▶ _LISTED ENTRIES_:
## Start

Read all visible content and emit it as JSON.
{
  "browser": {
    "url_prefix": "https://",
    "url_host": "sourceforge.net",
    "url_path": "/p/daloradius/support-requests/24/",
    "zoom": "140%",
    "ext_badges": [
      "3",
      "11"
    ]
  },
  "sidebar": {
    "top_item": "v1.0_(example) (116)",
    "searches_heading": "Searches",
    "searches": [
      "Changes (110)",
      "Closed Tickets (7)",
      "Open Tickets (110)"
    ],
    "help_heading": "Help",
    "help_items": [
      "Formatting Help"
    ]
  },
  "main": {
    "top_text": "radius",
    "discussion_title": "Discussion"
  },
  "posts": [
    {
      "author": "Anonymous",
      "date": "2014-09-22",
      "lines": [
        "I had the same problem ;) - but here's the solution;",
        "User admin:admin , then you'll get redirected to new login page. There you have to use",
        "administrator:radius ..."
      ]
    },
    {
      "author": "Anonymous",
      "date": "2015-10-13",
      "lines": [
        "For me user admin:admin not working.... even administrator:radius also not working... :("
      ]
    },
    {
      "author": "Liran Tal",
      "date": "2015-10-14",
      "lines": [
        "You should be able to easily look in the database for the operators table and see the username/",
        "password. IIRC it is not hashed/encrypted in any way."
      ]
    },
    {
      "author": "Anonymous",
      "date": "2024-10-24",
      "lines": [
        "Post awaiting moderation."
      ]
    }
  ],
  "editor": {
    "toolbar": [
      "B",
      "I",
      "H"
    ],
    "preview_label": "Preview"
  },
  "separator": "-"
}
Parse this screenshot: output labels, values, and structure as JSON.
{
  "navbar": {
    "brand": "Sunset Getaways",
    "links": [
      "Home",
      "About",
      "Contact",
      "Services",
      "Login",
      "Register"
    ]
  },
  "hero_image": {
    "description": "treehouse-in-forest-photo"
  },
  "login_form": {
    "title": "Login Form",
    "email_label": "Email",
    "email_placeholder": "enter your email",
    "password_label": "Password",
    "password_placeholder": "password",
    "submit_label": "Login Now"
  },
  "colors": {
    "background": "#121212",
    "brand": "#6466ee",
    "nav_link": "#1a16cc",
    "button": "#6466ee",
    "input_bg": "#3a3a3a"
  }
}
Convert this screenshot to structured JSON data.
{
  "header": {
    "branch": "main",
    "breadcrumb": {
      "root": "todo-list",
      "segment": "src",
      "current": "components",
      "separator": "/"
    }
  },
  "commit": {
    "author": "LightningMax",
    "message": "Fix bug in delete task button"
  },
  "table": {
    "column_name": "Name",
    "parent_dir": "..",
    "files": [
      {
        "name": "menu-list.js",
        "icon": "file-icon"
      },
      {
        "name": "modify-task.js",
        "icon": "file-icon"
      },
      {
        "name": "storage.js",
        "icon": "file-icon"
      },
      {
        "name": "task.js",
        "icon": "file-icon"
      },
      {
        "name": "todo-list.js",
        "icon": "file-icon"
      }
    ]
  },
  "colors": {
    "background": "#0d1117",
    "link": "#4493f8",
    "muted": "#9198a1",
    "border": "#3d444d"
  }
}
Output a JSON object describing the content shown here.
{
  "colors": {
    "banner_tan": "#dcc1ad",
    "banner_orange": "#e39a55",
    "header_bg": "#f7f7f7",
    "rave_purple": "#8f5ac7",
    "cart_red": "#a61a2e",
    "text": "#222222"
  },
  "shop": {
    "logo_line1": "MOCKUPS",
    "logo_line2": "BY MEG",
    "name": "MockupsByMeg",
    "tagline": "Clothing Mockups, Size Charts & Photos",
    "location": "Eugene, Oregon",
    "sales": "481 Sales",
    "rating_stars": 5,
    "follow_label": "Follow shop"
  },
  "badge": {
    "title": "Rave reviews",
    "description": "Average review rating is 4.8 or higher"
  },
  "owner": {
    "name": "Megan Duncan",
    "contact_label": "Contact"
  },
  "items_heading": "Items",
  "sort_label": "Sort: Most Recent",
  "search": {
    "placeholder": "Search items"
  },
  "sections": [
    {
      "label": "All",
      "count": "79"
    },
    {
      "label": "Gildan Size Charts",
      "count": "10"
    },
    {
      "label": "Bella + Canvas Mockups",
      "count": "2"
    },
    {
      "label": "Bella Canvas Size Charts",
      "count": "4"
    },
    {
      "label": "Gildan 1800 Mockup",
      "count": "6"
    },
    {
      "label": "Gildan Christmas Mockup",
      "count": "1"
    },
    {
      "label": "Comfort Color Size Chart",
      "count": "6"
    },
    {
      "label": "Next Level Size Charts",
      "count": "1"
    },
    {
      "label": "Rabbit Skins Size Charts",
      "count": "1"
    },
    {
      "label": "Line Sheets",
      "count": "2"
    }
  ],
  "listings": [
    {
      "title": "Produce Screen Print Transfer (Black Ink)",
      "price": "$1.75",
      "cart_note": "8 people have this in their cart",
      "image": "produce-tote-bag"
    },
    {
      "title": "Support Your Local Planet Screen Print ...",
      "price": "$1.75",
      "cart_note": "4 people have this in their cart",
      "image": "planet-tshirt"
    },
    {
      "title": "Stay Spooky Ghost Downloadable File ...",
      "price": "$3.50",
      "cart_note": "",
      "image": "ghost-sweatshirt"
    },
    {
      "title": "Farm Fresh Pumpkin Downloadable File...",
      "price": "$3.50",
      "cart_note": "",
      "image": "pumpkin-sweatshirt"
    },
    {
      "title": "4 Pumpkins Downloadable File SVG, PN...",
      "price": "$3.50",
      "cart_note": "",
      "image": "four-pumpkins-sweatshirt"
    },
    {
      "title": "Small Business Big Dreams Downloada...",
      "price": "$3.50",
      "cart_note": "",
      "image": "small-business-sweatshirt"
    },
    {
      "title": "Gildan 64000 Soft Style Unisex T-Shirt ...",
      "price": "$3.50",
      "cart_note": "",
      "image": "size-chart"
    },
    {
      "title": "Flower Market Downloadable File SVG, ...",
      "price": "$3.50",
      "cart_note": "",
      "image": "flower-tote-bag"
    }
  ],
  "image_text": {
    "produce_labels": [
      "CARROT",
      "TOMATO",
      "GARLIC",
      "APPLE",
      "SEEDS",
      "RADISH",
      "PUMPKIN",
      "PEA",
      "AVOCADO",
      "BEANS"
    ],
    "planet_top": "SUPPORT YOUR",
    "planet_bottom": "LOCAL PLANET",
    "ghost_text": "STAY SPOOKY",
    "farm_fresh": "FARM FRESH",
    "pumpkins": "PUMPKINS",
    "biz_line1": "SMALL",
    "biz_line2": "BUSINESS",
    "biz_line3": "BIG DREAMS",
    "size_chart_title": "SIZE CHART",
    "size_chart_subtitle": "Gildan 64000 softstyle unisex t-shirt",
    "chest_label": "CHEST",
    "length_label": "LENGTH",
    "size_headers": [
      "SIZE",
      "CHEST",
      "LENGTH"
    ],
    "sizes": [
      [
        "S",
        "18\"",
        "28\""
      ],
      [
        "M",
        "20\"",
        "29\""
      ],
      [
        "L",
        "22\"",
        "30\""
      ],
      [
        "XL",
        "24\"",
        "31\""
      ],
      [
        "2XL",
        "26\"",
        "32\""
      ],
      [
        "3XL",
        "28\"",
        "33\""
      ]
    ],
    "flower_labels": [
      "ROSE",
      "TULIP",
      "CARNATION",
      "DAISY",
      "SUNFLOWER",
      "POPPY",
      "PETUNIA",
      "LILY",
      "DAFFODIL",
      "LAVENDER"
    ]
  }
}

## End

▶ _WORK TO COMPLETE_: Which lines of the material contain the string "administrator"? List each of them.

▶ _IN RESPONSE_:
        "administrator:radius ..."
        "For me user admin:admin not working.... even administrator:radius also not working... :("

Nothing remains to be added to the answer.